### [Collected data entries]
___

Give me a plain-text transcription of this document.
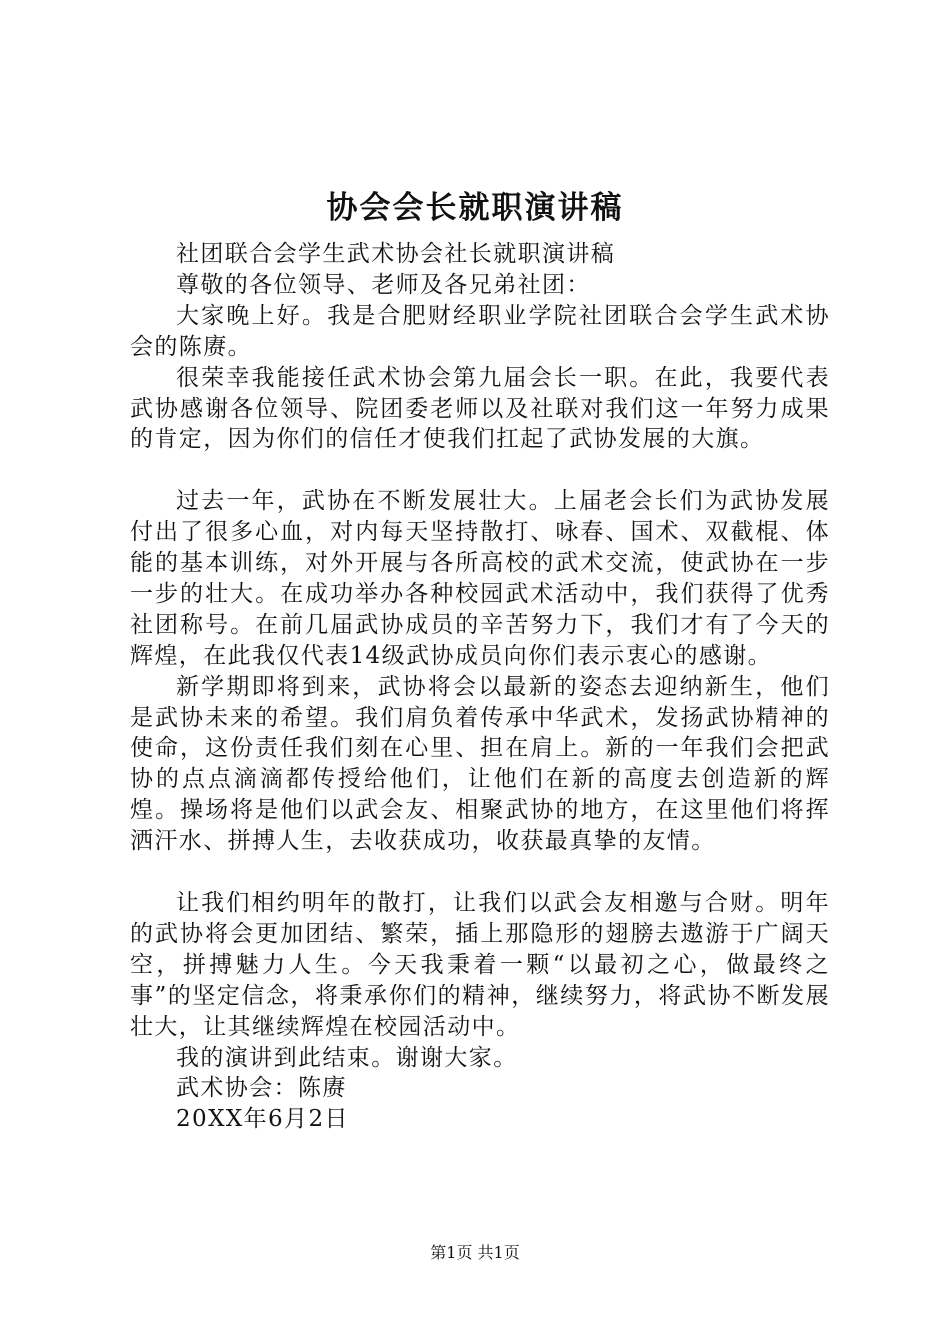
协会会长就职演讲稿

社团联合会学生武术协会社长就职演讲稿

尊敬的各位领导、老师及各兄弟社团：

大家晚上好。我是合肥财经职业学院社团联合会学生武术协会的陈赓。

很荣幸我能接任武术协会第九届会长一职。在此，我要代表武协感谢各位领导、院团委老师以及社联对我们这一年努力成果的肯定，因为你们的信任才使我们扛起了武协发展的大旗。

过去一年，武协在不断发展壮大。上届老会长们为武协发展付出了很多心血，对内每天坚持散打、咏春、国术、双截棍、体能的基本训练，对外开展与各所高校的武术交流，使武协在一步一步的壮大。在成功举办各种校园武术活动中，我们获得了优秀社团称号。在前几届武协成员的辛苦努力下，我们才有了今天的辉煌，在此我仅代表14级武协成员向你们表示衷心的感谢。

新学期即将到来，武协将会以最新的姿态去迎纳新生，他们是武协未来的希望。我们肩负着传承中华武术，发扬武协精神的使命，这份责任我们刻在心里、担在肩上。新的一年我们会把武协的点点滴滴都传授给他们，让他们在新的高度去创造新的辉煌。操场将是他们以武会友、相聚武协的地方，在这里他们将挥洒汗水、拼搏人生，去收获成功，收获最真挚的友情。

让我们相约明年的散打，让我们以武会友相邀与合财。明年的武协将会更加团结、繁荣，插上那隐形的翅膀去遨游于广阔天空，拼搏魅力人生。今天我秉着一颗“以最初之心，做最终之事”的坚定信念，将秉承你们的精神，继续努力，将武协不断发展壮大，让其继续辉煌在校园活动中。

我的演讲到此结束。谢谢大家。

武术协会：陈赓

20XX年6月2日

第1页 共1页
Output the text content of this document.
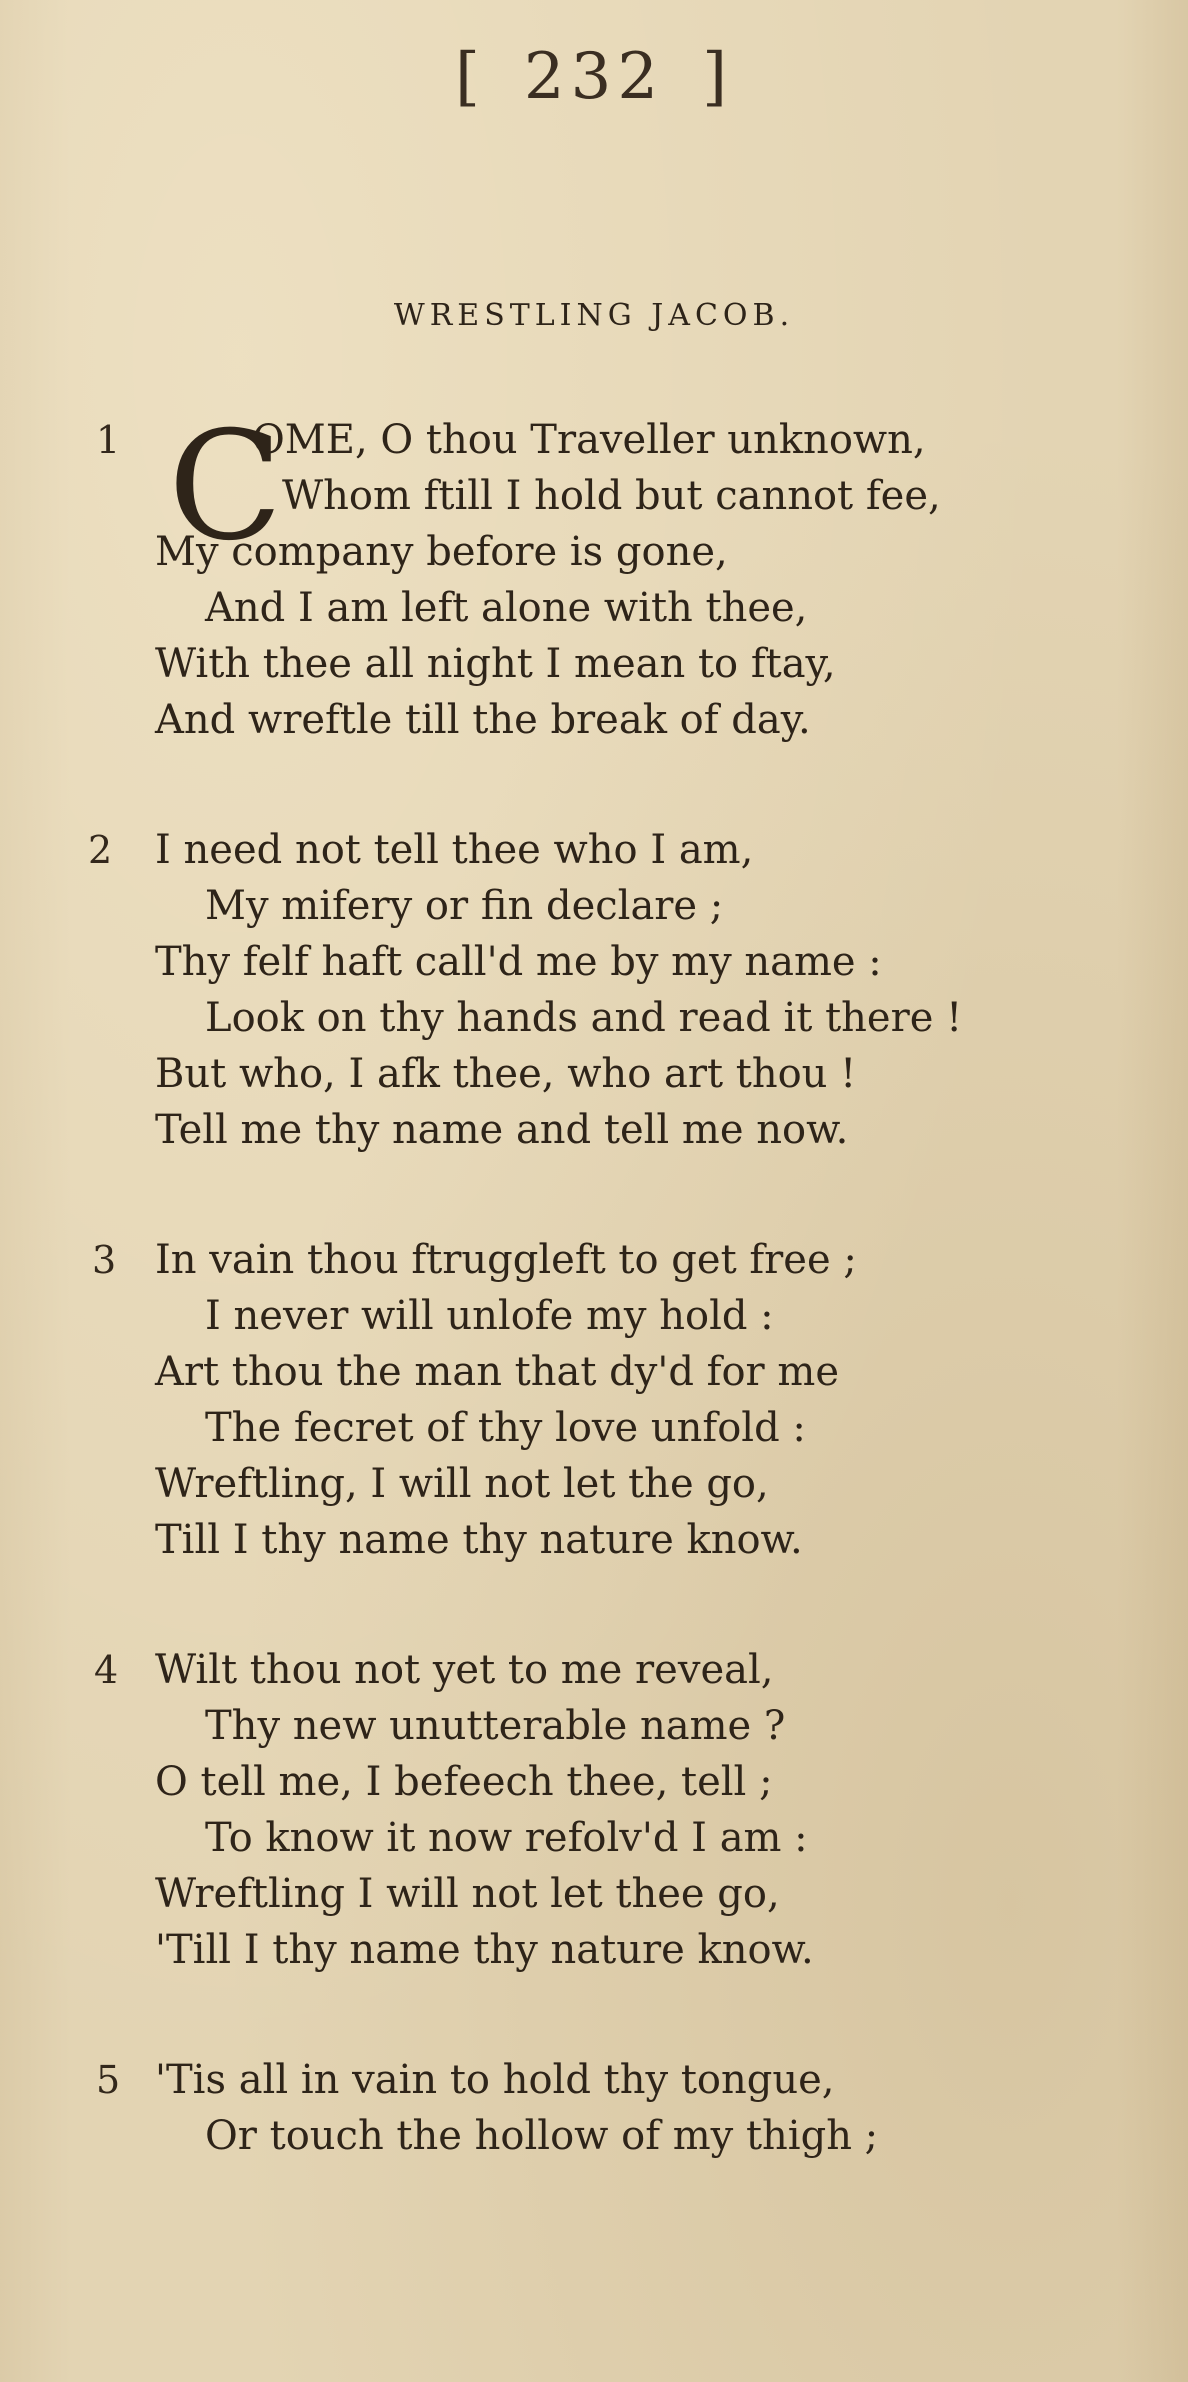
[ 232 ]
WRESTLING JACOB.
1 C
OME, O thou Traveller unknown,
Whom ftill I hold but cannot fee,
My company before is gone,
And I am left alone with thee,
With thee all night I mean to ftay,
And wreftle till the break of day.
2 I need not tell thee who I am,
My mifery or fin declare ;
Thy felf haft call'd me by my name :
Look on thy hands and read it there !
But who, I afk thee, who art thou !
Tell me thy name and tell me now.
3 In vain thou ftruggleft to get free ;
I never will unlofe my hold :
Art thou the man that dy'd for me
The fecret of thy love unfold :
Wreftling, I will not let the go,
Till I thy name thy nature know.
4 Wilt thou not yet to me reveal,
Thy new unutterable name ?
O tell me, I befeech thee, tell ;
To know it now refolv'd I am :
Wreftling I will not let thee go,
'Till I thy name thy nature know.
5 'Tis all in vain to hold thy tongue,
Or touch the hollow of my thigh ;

___

### [TASK OBJECTIVE]
Without the images, write out each line of the data verbatim.

### [ANSWER BELOW]
Give me a plain-text transcription of this document.
协会会长就职演讲稿

社团联合会学生武术协会社长就职演讲稿

尊敬的各位领导、老师及各兄弟社团：

大家晚上好。我是合肥财经职业学院社团联合会学生武术协会的陈赓。

很荣幸我能接任武术协会第九届会长一职。在此，我要代表武协感谢各位领导、院团委老师以及社联对我们这一年努力成果的肯定，因为你们的信任才使我们扛起了武协发展的大旗。

过去一年，武协在不断发展壮大。上届老会长们为武协发展付出了很多心血，对内每天坚持散打、咏春、国术、双截棍、体能的基本训练，对外开展与各所高校的武术交流，使武协在一步一步的壮大。在成功举办各种校园武术活动中，我们获得了优秀社团称号。在前几届武协成员的辛苦努力下，我们才有了今天的辉煌，在此我仅代表14级武协成员向你们表示衷心的感谢。

新学期即将到来，武协将会以最新的姿态去迎纳新生，他们是武协未来的希望。我们肩负着传承中华武术，发扬武协精神的使命，这份责任我们刻在心里、担在肩上。新的一年我们会把武协的点点滴滴都传授给他们，让他们在新的高度去创造新的辉煌。操场将是他们以武会友、相聚武协的地方，在这里他们将挥洒汗水、拼搏人生，去收获成功，收获最真挚的友情。

让我们相约明年的散打，让我们以武会友相邀与合财。明年的武协将会更加团结、繁荣，插上那隐形的翅膀去遨游于广阔天空，拼搏魅力人生。今天我秉着一颗“以最初之心，做最终之事”的坚定信念，将秉承你们的精神，继续努力，将武协不断发展壮大，让其继续辉煌在校园活动中。

我的演讲到此结束。谢谢大家。

武术协会：陈赓

20XX年6月2日

第1页 共1页
Output the text content of this document.
[ 232 ]
WRESTLING JACOB.
1 C
OME, O thou Traveller unknown,
Whom ftill I hold but cannot fee,
My company before is gone,
And I am left alone with thee,
With thee all night I mean to ftay,
And wreftle till the break of day.
2 I need not tell thee who I am,
My mifery or fin declare ;
Thy felf haft call'd me by my name :
Look on thy hands and read it there !
But who, I afk thee, who art thou !
Tell me thy name and tell me now.
3 In vain thou ftruggleft to get free ;
I never will unlofe my hold :
Art thou the man that dy'd for me
The fecret of thy love unfold :
Wreftling, I will not let the go,
Till I thy name thy nature know.
4 Wilt thou not yet to me reveal,
Thy new unutterable name ?
O tell me, I befeech thee, tell ;
To know it now refolv'd I am :
Wreftling I will not let thee go,
'Till I thy name thy nature know.
5 'Tis all in vain to hold thy tongue,
Or touch the hollow of my thigh ;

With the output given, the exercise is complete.